▶ Material for this exercise:
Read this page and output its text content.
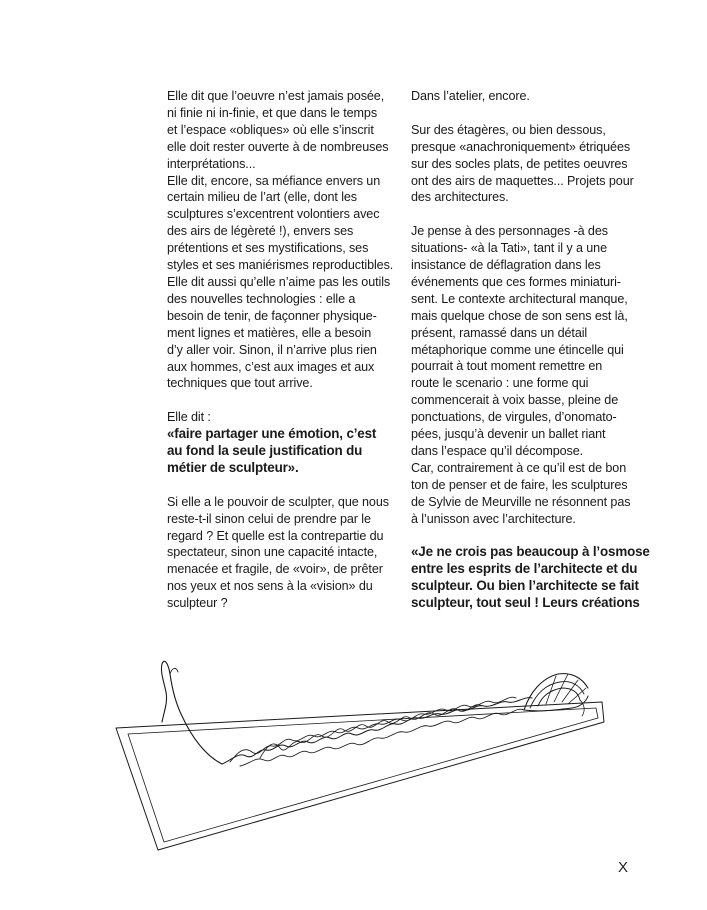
Elle dit que l’oeuvre n’est jamais posée,
ni finie ni in-finie, et que dans le temps
et l’espace «obliques» où elle s’inscrit
elle doit rester ouverte à de nombreuses
interprétations...
Elle dit, encore, sa méfiance envers un
certain milieu de l’art (elle, dont les
sculptures s’excentrent volontiers avec
des airs de légèreté !), envers ses
prétentions et ses mystifications, ses
styles et ses maniérismes reproductibles.
Elle dit aussi qu’elle n’aime pas les outils
des nouvelles technologies : elle a
besoin de tenir, de façonner physique-
ment lignes et matières, elle a besoin
d’y aller voir. Sinon, il n’arrive plus rien
aux hommes, c’est aux images et aux
techniques que tout arrive.
Elle dit :
«faire partager une émotion, c’est
au fond la seule justification du
métier de sculpteur».
Si elle a le pouvoir de sculpter, que nous
reste-t-il sinon celui de prendre par le
regard ? Et quelle est la contrepartie du
spectateur, sinon une capacité intacte,
menacée et fragile, de «voir», de prêter
nos yeux et nos sens à la «vision» du
sculpteur ?
Dans l’atelier, encore.
Sur des étagères, ou bien dessous,
presque «anachroniquement» étriquées
sur des socles plats, de petites oeuvres
ont des airs de maquettes... Projets pour
des architectures.
Je pense à des personnages -à des
situations- «à la Tati», tant il y a une
insistance de déflagration dans les
événements que ces formes miniaturi-
sent. Le contexte architectural manque,
mais quelque chose de son sens est là,
présent, ramassé dans un détail
métaphorique comme une étincelle qui
pourrait à tout moment remettre en
route le scenario : une forme qui
commencerait à voix basse, pleine de
ponctuations, de virgules, d’onomato-
pées, jusqu’à devenir un ballet riant
dans l’espace qu’il décompose.
Car, contrairement à ce qu’il est de bon
ton de penser et de faire, les sculptures
de Sylvie de Meurville ne résonnent pas
à l’unisson avec l’architecture.
«Je ne crois pas beaucoup à l’osmose
entre les esprits de l’architecte et du
sculpteur. Ou bien l’architecte se fait
sculpteur, tout seul ! Leurs créations
X
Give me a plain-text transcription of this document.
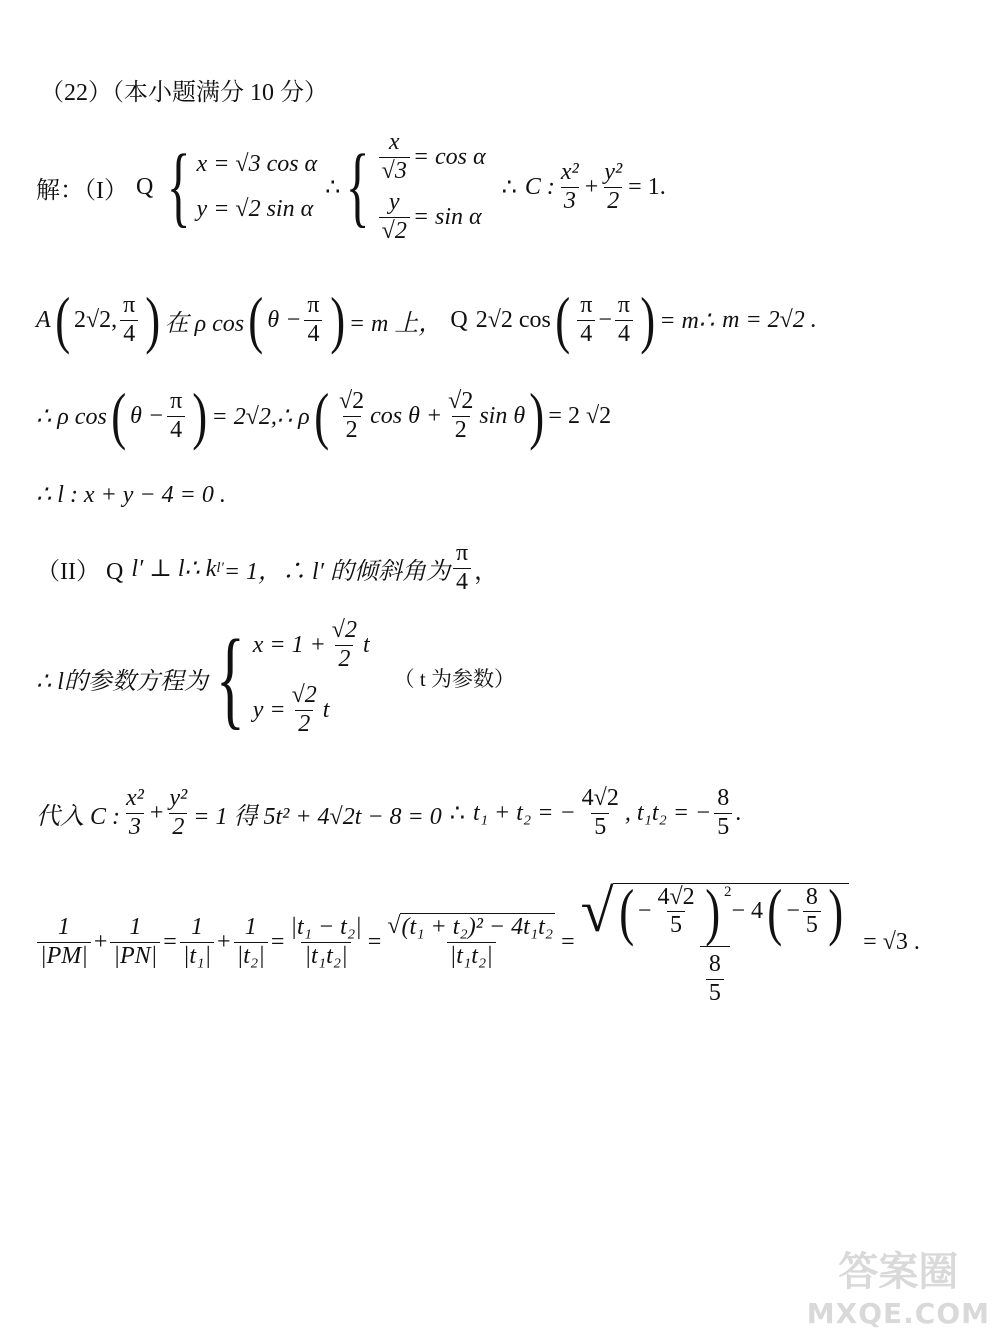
（22）（本小题满分 10 分）
解：（I） Q { x = √3 cos α
y = √2 sin α
∴ { $\frac{x}{√3} = \cos \alpha$
$\frac{y}{√2} = \sin \alpha$
∴ C : $\frac{\text{x²}}{3} + \frac{\text{y²}}{2} = 1$.
A ( 2√2, $\frac{\pi}{4}$ ) 在 ρ cos ( $\theta - \frac{\pi}{4}$ ) = m 上， Q 2√2 cos ( $\frac{\pi}{4} - \frac{\pi}{4}$ ) = m∴ m = 2√2 .
∴ ρ cos ( $\theta - \frac{\pi}{4}$ ) = 2√2,∴ ρ ( $\frac{√2}{2}$ $\cos \theta + \frac{√2}{2}$ sin θ ) = 2 √2
∴ l : x + y − 4 = 0 .
（II） Q l′ ⊥ l∴ k l′ = 1，∴ l′ 的倾斜角为 $\frac{\pi}{4}$ ，
∴ l的参数方程为 { $x = 1 + \frac{√2}{2}$ t
$y = \frac{√2}{2}$ t
（ t 为参数）
代入 C : $\frac{\text{x²}}{3} + \frac{\text{y²}}{2} = 1$ 得 5t² + 4√2t − 8 = 0 ∴ t₁ + t₂ = − $\frac{4√2}{5}$ , t₁t₂ = − $\frac{8}{5}$ .
$\frac{1}{|PM|} + \frac{1}{|PN|} = \frac{1}{\text{|t₁|}} + \frac{1}{\text{|t₂|}} = \frac{\text{|t₁ − t₂|}}{\text{|t₁t₂|}} = \frac{\text{√ (t₁ + t₂)² − 4t₁t₂}}{\text{|t₁t₂|}}$ = √ ( − $\frac{4√2}{5}$ ) $^2$
− 4 ( − $\frac{8}{5}$ )
$\frac{8}{5}$
= √3 .
答案圈
MXQE.COM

▶ Description of the task:
Copy the listing in full and without alteration, omitting every picture.

▶ Output for this task:
Read this page and output its text content.
Elle dit que l’oeuvre n’est jamais posée,
ni finie ni in-finie, et que dans le temps
et l’espace «obliques» où elle s’inscrit
elle doit rester ouverte à de nombreuses
interprétations...
Elle dit, encore, sa méfiance envers un
certain milieu de l’art (elle, dont les
sculptures s’excentrent volontiers avec
des airs de légèreté !), envers ses
prétentions et ses mystifications, ses
styles et ses maniérismes reproductibles.
Elle dit aussi qu’elle n’aime pas les outils
des nouvelles technologies : elle a
besoin de tenir, de façonner physique-
ment lignes et matières, elle a besoin
d’y aller voir. Sinon, il n’arrive plus rien
aux hommes, c’est aux images et aux
techniques que tout arrive.
Elle dit :
«faire partager une émotion, c’est
au fond la seule justification du
métier de sculpteur».
Si elle a le pouvoir de sculpter, que nous
reste-t-il sinon celui de prendre par le
regard ? Et quelle est la contrepartie du
spectateur, sinon une capacité intacte,
menacée et fragile, de «voir», de prêter
nos yeux et nos sens à la «vision» du
sculpteur ?
Dans l’atelier, encore.
Sur des étagères, ou bien dessous,
presque «anachroniquement» étriquées
sur des socles plats, de petites oeuvres
ont des airs de maquettes... Projets pour
des architectures.
Je pense à des personnages -à des
situations- «à la Tati», tant il y a une
insistance de déflagration dans les
événements que ces formes miniaturi-
sent. Le contexte architectural manque,
mais quelque chose de son sens est là,
présent, ramassé dans un détail
métaphorique comme une étincelle qui
pourrait à tout moment remettre en
route le scenario : une forme qui
commencerait à voix basse, pleine de
ponctuations, de virgules, d’onomato-
pées, jusqu’à devenir un ballet riant
dans l’espace qu’il décompose.
Car, contrairement à ce qu’il est de bon
ton de penser et de faire, les sculptures
de Sylvie de Meurville ne résonnent pas
à l’unisson avec l’architecture.
«Je ne crois pas beaucoup à l’osmose
entre les esprits de l’architecte et du
sculpteur. Ou bien l’architecte se fait
sculpteur, tout seul ! Leurs créations
X
Give me a plain-text transcription of this document.
（22）（本小题满分 10 分）
解：（I） Q { x = √3 cos α
y = √2 sin α
∴ { $\frac{x}{√3} = \cos \alpha$
$\frac{y}{√2} = \sin \alpha$
∴ C : $\frac{\text{x²}}{3} + \frac{\text{y²}}{2} = 1$.
A ( 2√2, $\frac{\pi}{4}$ ) 在 ρ cos ( $\theta - \frac{\pi}{4}$ ) = m 上， Q 2√2 cos ( $\frac{\pi}{4} - \frac{\pi}{4}$ ) = m∴ m = 2√2 .
∴ ρ cos ( $\theta - \frac{\pi}{4}$ ) = 2√2,∴ ρ ( $\frac{√2}{2}$ $\cos \theta + \frac{√2}{2}$ sin θ ) = 2 √2
∴ l : x + y − 4 = 0 .
（II） Q l′ ⊥ l∴ k l′ = 1，∴ l′ 的倾斜角为 $\frac{\pi}{4}$ ，
∴ l的参数方程为 { $x = 1 + \frac{√2}{2}$ t
$y = \frac{√2}{2}$ t
（ t 为参数）
代入 C : $\frac{\text{x²}}{3} + \frac{\text{y²}}{2} = 1$ 得 5t² + 4√2t − 8 = 0 ∴ t₁ + t₂ = − $\frac{4√2}{5}$ , t₁t₂ = − $\frac{8}{5}$ .
$\frac{1}{|PM|} + \frac{1}{|PN|} = \frac{1}{\text{|t₁|}} + \frac{1}{\text{|t₂|}} = \frac{\text{|t₁ − t₂|}}{\text{|t₁t₂|}} = \frac{\text{√ (t₁ + t₂)² − 4t₁t₂}}{\text{|t₁t₂|}}$ = √ ( − $\frac{4√2}{5}$ ) $^2$
− 4 ( − $\frac{8}{5}$ )
$\frac{8}{5}$
= √3 .
答案圈
MXQE.COM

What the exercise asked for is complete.